» **Given problem**:
Repeat the material exactly, every line of it.

» **Listing**:
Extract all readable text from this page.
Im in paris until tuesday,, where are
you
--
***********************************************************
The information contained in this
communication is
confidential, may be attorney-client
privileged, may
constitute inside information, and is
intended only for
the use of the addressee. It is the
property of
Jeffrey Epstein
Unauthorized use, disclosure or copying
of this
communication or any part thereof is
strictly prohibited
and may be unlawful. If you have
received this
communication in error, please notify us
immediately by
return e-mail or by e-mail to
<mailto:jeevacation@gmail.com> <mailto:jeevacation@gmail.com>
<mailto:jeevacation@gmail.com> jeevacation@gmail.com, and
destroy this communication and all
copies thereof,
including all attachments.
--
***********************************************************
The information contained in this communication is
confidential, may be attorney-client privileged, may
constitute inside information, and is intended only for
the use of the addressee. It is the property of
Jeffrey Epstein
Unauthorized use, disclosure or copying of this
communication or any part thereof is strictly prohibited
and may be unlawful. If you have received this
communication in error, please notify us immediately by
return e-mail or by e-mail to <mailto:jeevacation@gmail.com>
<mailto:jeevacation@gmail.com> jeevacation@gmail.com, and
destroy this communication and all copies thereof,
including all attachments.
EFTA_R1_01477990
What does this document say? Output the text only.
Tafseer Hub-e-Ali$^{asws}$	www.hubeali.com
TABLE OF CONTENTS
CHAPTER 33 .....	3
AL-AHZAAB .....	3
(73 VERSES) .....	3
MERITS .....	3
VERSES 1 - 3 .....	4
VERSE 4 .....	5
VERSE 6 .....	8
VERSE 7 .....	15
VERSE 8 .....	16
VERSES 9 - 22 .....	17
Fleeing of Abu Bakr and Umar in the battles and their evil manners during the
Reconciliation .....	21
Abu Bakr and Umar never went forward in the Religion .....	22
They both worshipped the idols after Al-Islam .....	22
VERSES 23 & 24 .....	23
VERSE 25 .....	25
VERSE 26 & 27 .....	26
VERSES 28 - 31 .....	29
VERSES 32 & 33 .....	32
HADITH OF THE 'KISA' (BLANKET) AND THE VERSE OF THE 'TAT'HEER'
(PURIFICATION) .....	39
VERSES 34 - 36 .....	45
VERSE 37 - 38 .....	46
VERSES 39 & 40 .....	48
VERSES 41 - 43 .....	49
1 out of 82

» **Reply**:
Extract all readable text from this page.
Im in paris until tuesday,, where are
you
--
***********************************************************
The information contained in this
communication is
confidential, may be attorney-client
privileged, may
constitute inside information, and is
intended only for
the use of the addressee. It is the
property of
Jeffrey Epstein
Unauthorized use, disclosure or copying
of this
communication or any part thereof is
strictly prohibited
and may be unlawful. If you have
received this
communication in error, please notify us
immediately by
return e-mail or by e-mail to
<mailto:jeevacation@gmail.com> <mailto:jeevacation@gmail.com>
<mailto:jeevacation@gmail.com> jeevacation@gmail.com, and
destroy this communication and all
copies thereof,
including all attachments.
--
***********************************************************
The information contained in this communication is
confidential, may be attorney-client privileged, may
constitute inside information, and is intended only for
the use of the addressee. It is the property of
Jeffrey Epstein
Unauthorized use, disclosure or copying of this
communication or any part thereof is strictly prohibited
and may be unlawful. If you have received this
communication in error, please notify us immediately by
return e-mail or by e-mail to <mailto:jeevacation@gmail.com>
<mailto:jeevacation@gmail.com> jeevacation@gmail.com, and
destroy this communication and all copies thereof,
including all attachments.
EFTA_R1_01477990
What does this document say? Output the text only.
Tafseer Hub-e-Ali$^{asws}$	www.hubeali.com
TABLE OF CONTENTS
CHAPTER 33 .....	3
AL-AHZAAB .....	3
(73 VERSES) .....	3
MERITS .....	3
VERSES 1 - 3 .....	4
VERSE 4 .....	5
VERSE 6 .....	8
VERSE 7 .....	15
VERSE 8 .....	16
VERSES 9 - 22 .....	17
Fleeing of Abu Bakr and Umar in the battles and their evil manners during the
Reconciliation .....	21
Abu Bakr and Umar never went forward in the Religion .....	22
They both worshipped the idols after Al-Islam .....	22
VERSES 23 & 24 .....	23
VERSE 25 .....	25
VERSE 26 & 27 .....	26
VERSES 28 - 31 .....	29
VERSES 32 & 33 .....	32
HADITH OF THE 'KISA' (BLANKET) AND THE VERSE OF THE 'TAT'HEER'
(PURIFICATION) .....	39
VERSES 34 - 36 .....	45
VERSE 37 - 38 .....	46
VERSES 39 & 40 .....	48
VERSES 41 - 43 .....	49
1 out of 82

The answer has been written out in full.